┌────────

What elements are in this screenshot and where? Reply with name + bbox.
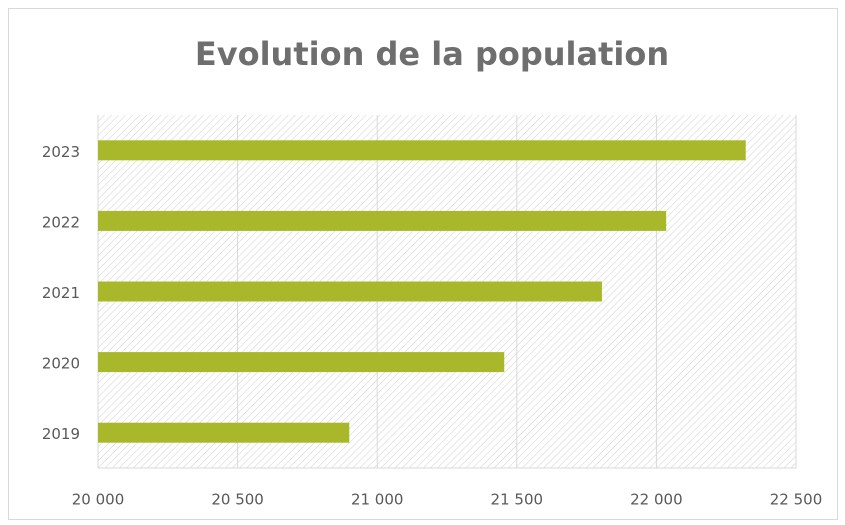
bar xyxy=(98,281,602,302)
y-tick-label: 2023 xyxy=(42,143,80,161)
x-tick-label: 21 500 xyxy=(491,491,544,509)
bar xyxy=(98,210,667,231)
x-tick-label: 21 000 xyxy=(351,491,404,509)
chart-title: Evolution de la population xyxy=(195,35,669,73)
y-tick-label: 2022 xyxy=(42,213,80,231)
y-tick-label: 2019 xyxy=(42,425,80,443)
y-tick-label: 2020 xyxy=(42,355,80,373)
y-tick-label: 2021 xyxy=(42,284,80,302)
bar xyxy=(98,140,746,161)
x-tick-label: 20 000 xyxy=(72,491,125,509)
bar xyxy=(98,352,505,373)
x-tick-label: 22 500 xyxy=(770,491,823,509)
x-tick-label: 22 000 xyxy=(630,491,683,509)
bar xyxy=(98,422,350,443)
x-tick-label: 20 500 xyxy=(211,491,264,509)
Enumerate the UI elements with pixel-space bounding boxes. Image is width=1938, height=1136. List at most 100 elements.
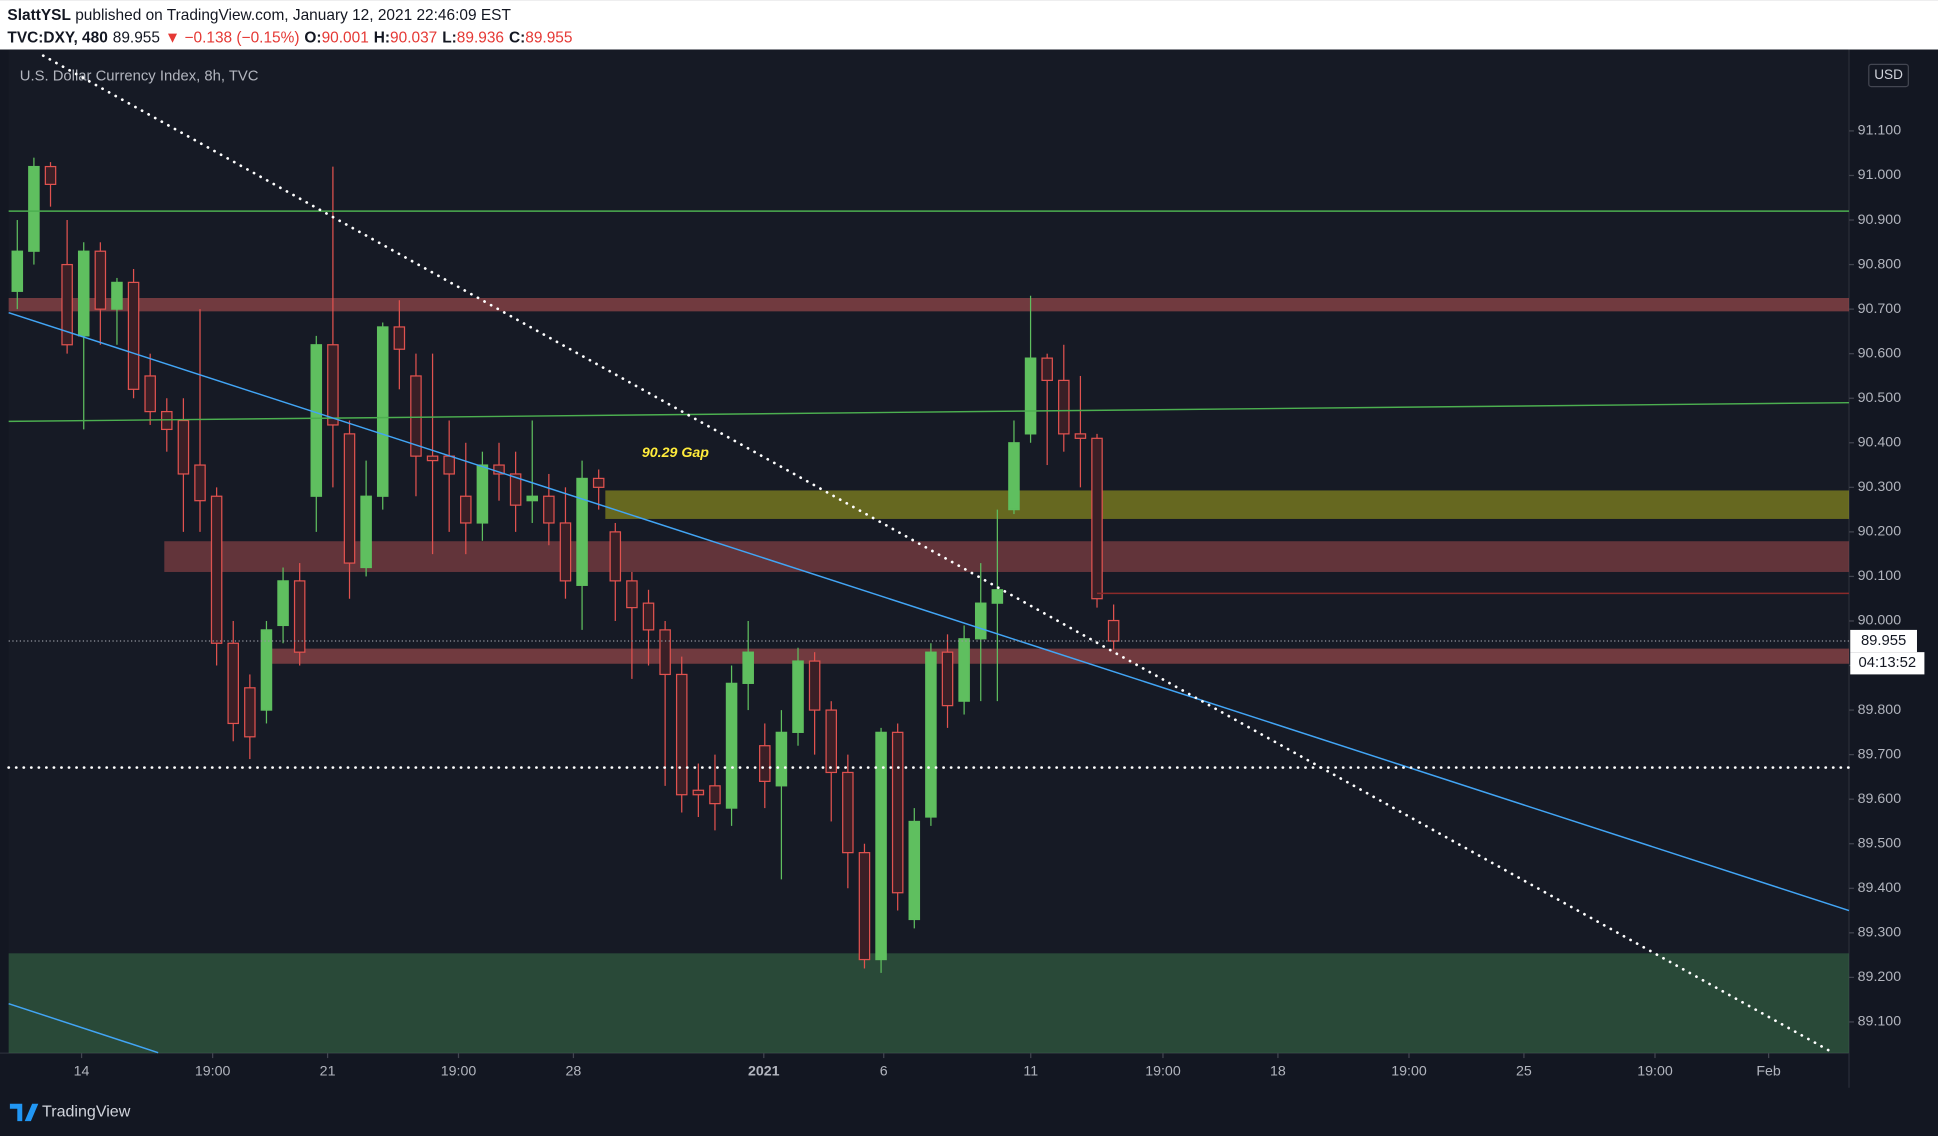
candle-body	[310, 344, 323, 497]
published: published on TradingView.com, January 12…	[75, 7, 511, 24]
y-tick-label: 91.000	[1858, 167, 1902, 183]
x-tick-label: 14	[74, 1063, 90, 1079]
candle-body	[244, 687, 256, 738]
currency: USD	[1874, 67, 1903, 82]
footer: TradingView	[9, 1103, 131, 1122]
candle-body	[692, 789, 705, 796]
candle-body	[842, 771, 854, 854]
y-tick-label: 90.800	[1858, 256, 1902, 272]
y-tick-label: 89.400	[1858, 880, 1902, 896]
quote-part: 90.037	[390, 29, 437, 46]
quote-part: TVC:DXY, 480	[7, 29, 107, 46]
candle-body	[327, 344, 339, 426]
y-tick-label: 89.300	[1858, 925, 1902, 941]
candle-body	[559, 522, 572, 582]
candle-body	[543, 495, 555, 524]
y-tick-label: 90.200	[1858, 524, 1902, 540]
x-tick-label: 19:00	[1145, 1063, 1181, 1079]
candle-body	[11, 250, 24, 292]
trend-line	[8, 1002, 159, 1054]
candle-body	[44, 165, 57, 186]
quote-part: 90.001	[322, 29, 369, 46]
zone	[265, 648, 1850, 664]
candle-body	[360, 495, 372, 569]
x-tick-label: 2021	[748, 1063, 780, 1079]
candle-body	[675, 673, 688, 796]
candle-body	[526, 495, 539, 502]
y-tick-label: 90.400	[1858, 435, 1902, 451]
candle-body	[111, 281, 123, 310]
candle-body	[227, 642, 240, 725]
candle-body	[808, 660, 821, 711]
candle-body	[609, 531, 622, 582]
y-tick-label: 90.000	[1858, 613, 1902, 629]
candle-body	[974, 602, 987, 640]
candle-body	[127, 281, 140, 390]
plot-layer: 90.29 Gap	[7, 54, 1851, 1055]
x-tick-label: 21	[320, 1063, 336, 1079]
x-tick-label: 6	[880, 1063, 888, 1079]
candle-body	[343, 433, 356, 564]
quote-part: ▼ −0.138 (−0.15%)	[165, 29, 300, 46]
trend-line	[8, 311, 1850, 912]
x-tick-label: 25	[1516, 1063, 1532, 1079]
plot-area	[8, 49, 1850, 1054]
candle-body	[775, 731, 788, 787]
candle-body	[28, 165, 40, 252]
candle-body	[941, 651, 954, 707]
candle-body	[476, 464, 489, 524]
candle-body	[376, 326, 389, 497]
x-tick-label: 11	[1023, 1063, 1038, 1079]
x-tick-label: 19:00	[1391, 1063, 1427, 1079]
candle-body	[443, 455, 455, 475]
candle-body	[592, 477, 605, 488]
candle-body	[177, 419, 190, 475]
candle-body	[393, 326, 406, 350]
zone	[8, 953, 1850, 1054]
candle-body	[925, 651, 937, 818]
y-tick-label: 89.700	[1858, 746, 1902, 762]
chart-title: U.S. Dollar Currency Index, 8h, TVC	[20, 69, 259, 85]
y-tick-label: 89.500	[1858, 835, 1902, 851]
y-tick-label: 90.900	[1858, 212, 1902, 228]
candle-body	[725, 682, 738, 809]
candle-body	[77, 250, 90, 337]
candle-body	[1074, 433, 1087, 439]
y-tick-label: 90.500	[1858, 390, 1902, 406]
candle-body	[210, 495, 223, 644]
countdown-box	[1850, 652, 1925, 675]
y-tick-label: 89.600	[1858, 791, 1902, 807]
quote-part: 89.955	[113, 29, 160, 46]
trend-line	[41, 54, 1835, 1055]
candle-body	[875, 731, 887, 961]
quote-part: O:	[304, 29, 321, 46]
candle-body	[1107, 619, 1120, 642]
y-tick-label: 89.100	[1858, 1014, 1902, 1030]
y-tick-label: 91.100	[1858, 123, 1902, 139]
candle-body	[509, 473, 522, 506]
candle-body	[277, 580, 289, 627]
zone	[8, 297, 1850, 312]
x-tick-label: 19:00	[441, 1063, 477, 1079]
candle-body	[1058, 379, 1070, 435]
annotation: 90.29 Gap	[642, 445, 709, 461]
candle-body	[759, 745, 771, 782]
publisher: SlattYSL	[7, 7, 70, 24]
countdown-label: 04:13:52	[1858, 655, 1916, 671]
candle-body	[94, 250, 107, 310]
candle-body	[792, 660, 804, 733]
candle-body	[1008, 442, 1020, 511]
candle-body	[742, 651, 754, 684]
x-tick-label: 19:00	[195, 1063, 231, 1079]
currency-box	[1868, 63, 1909, 88]
candle-body	[908, 820, 921, 921]
candle-body	[891, 731, 904, 894]
y-tick-label: 90.600	[1858, 345, 1902, 361]
candle-body	[1091, 437, 1103, 600]
header-band	[0, 0, 1938, 50]
y-tick-label: 89.200	[1858, 969, 1902, 985]
x-tick-label: 28	[566, 1063, 582, 1079]
candle-body	[410, 375, 422, 457]
quote-part: C:	[509, 29, 525, 46]
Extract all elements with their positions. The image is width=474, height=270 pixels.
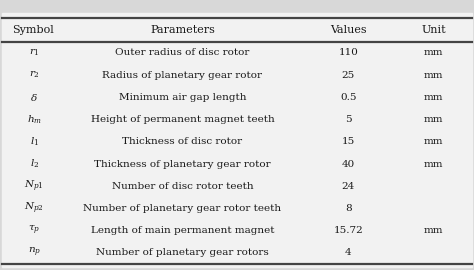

└────────

**Required work:** Reproduce every line of the items above verbatim, leaving out the pictures.

**Answer for the task:**
What elements are in this screenshot and where? Reply with name + bbox.
bar xyxy=(98,281,602,302)
y-tick-label: 2023 xyxy=(42,143,80,161)
x-tick-label: 21 500 xyxy=(491,491,544,509)
bar xyxy=(98,210,667,231)
x-tick-label: 21 000 xyxy=(351,491,404,509)
chart-title: Evolution de la population xyxy=(195,35,669,73)
y-tick-label: 2022 xyxy=(42,213,80,231)
y-tick-label: 2019 xyxy=(42,425,80,443)
y-tick-label: 2020 xyxy=(42,355,80,373)
y-tick-label: 2021 xyxy=(42,284,80,302)
bar xyxy=(98,140,746,161)
x-tick-label: 20 000 xyxy=(72,491,125,509)
bar xyxy=(98,352,505,373)
x-tick-label: 22 500 xyxy=(770,491,823,509)
x-tick-label: 22 000 xyxy=(630,491,683,509)
bar xyxy=(98,422,350,443)
x-tick-label: 20 500 xyxy=(211,491,264,509)
Enumerate the UI elements with pixel-space bounding boxes. Image is width=1938, height=1136. List at most 100 elements.
candle-body	[310, 344, 323, 497]
published: published on TradingView.com, January 12…	[75, 7, 511, 24]
y-tick-label: 91.000	[1858, 167, 1902, 183]
x-tick-label: 14	[74, 1063, 90, 1079]
candle-body	[244, 687, 256, 738]
currency: USD	[1874, 67, 1903, 82]
footer: TradingView	[9, 1103, 131, 1122]
candle-body	[692, 789, 705, 796]
candle-body	[842, 771, 854, 854]
y-tick-label: 90.800	[1858, 256, 1902, 272]
y-tick-label: 89.400	[1858, 880, 1902, 896]
quote-part: 90.037	[390, 29, 437, 46]
quote-part: TVC:DXY, 480	[7, 29, 107, 46]
candle-body	[327, 344, 339, 426]
y-tick-label: 89.300	[1858, 925, 1902, 941]
candle-body	[559, 522, 572, 582]
candle-body	[543, 495, 555, 524]
y-tick-label: 90.200	[1858, 524, 1902, 540]
x-tick-label: 19:00	[1145, 1063, 1181, 1079]
candle-body	[11, 250, 24, 292]
trend-line	[8, 1002, 159, 1054]
candle-body	[44, 165, 57, 186]
quote-part: 90.001	[322, 29, 369, 46]
zone	[265, 648, 1850, 664]
candle-body	[360, 495, 372, 569]
x-tick-label: 2021	[748, 1063, 780, 1079]
candle-body	[675, 673, 688, 796]
candle-body	[526, 495, 539, 502]
y-tick-label: 90.400	[1858, 435, 1902, 451]
candle-body	[111, 281, 123, 310]
candle-body	[227, 642, 240, 725]
candle-body	[808, 660, 821, 711]
candle-body	[609, 531, 622, 582]
y-tick-label: 90.000	[1858, 613, 1902, 629]
candle-body	[974, 602, 987, 640]
candle-body	[127, 281, 140, 390]
plot-layer: 90.29 Gap	[7, 54, 1851, 1055]
x-tick-label: 21	[320, 1063, 336, 1079]
x-tick-label: 6	[880, 1063, 888, 1079]
candle-body	[343, 433, 356, 564]
quote-part: ▼ −0.138 (−0.15%)	[165, 29, 300, 46]
trend-line	[8, 311, 1850, 912]
x-tick-label: 25	[1516, 1063, 1532, 1079]
plot-area	[8, 49, 1850, 1054]
candle-body	[775, 731, 788, 787]
candle-body	[28, 165, 40, 252]
candle-body	[941, 651, 954, 707]
candle-body	[476, 464, 489, 524]
candle-body	[376, 326, 389, 497]
x-tick-label: 11	[1023, 1063, 1038, 1079]
x-tick-label: 19:00	[1391, 1063, 1427, 1079]
candle-body	[443, 455, 455, 475]
candle-body	[592, 477, 605, 488]
candle-body	[177, 419, 190, 475]
candle-body	[393, 326, 406, 350]
zone	[8, 953, 1850, 1054]
candle-body	[925, 651, 937, 818]
y-tick-label: 89.700	[1858, 746, 1902, 762]
chart-title: U.S. Dollar Currency Index, 8h, TVC	[20, 69, 259, 85]
y-tick-label: 89.500	[1858, 835, 1902, 851]
y-tick-label: 90.900	[1858, 212, 1902, 228]
candle-body	[725, 682, 738, 809]
candle-body	[77, 250, 90, 337]
candle-body	[1074, 433, 1087, 439]
y-tick-label: 90.500	[1858, 390, 1902, 406]
candle-body	[210, 495, 223, 644]
countdown-box	[1850, 652, 1925, 675]
y-tick-label: 89.600	[1858, 791, 1902, 807]
quote-part: 89.955	[113, 29, 160, 46]
trend-line	[41, 54, 1835, 1055]
candle-body	[875, 731, 887, 961]
quote-part: O:	[304, 29, 321, 46]
candle-body	[1107, 619, 1120, 642]
y-tick-label: 89.100	[1858, 1014, 1902, 1030]
y-tick-label: 91.100	[1858, 123, 1902, 139]
candle-body	[509, 473, 522, 506]
candle-body	[277, 580, 289, 627]
zone	[8, 297, 1850, 312]
x-tick-label: 19:00	[441, 1063, 477, 1079]
candle-body	[1058, 379, 1070, 435]
annotation: 90.29 Gap	[642, 445, 709, 461]
candle-body	[759, 745, 771, 782]
publisher: SlattYSL	[7, 7, 70, 24]
countdown-label: 04:13:52	[1858, 655, 1916, 671]
candle-body	[94, 250, 107, 310]
candle-body	[792, 660, 804, 733]
candle-body	[1008, 442, 1020, 511]
candle-body	[742, 651, 754, 684]
x-tick-label: 19:00	[195, 1063, 231, 1079]
currency-box	[1868, 63, 1909, 88]
candle-body	[908, 820, 921, 921]
candle-body	[891, 731, 904, 894]
y-tick-label: 90.600	[1858, 345, 1902, 361]
candle-body	[1091, 437, 1103, 600]
header-band	[0, 0, 1938, 50]
y-tick-label: 89.200	[1858, 969, 1902, 985]
x-tick-label: 28	[566, 1063, 582, 1079]
candle-body	[410, 375, 422, 457]
quote-part: C:	[509, 29, 525, 46]
Extract all elements with their positions. The image is width=474, height=270 pixels.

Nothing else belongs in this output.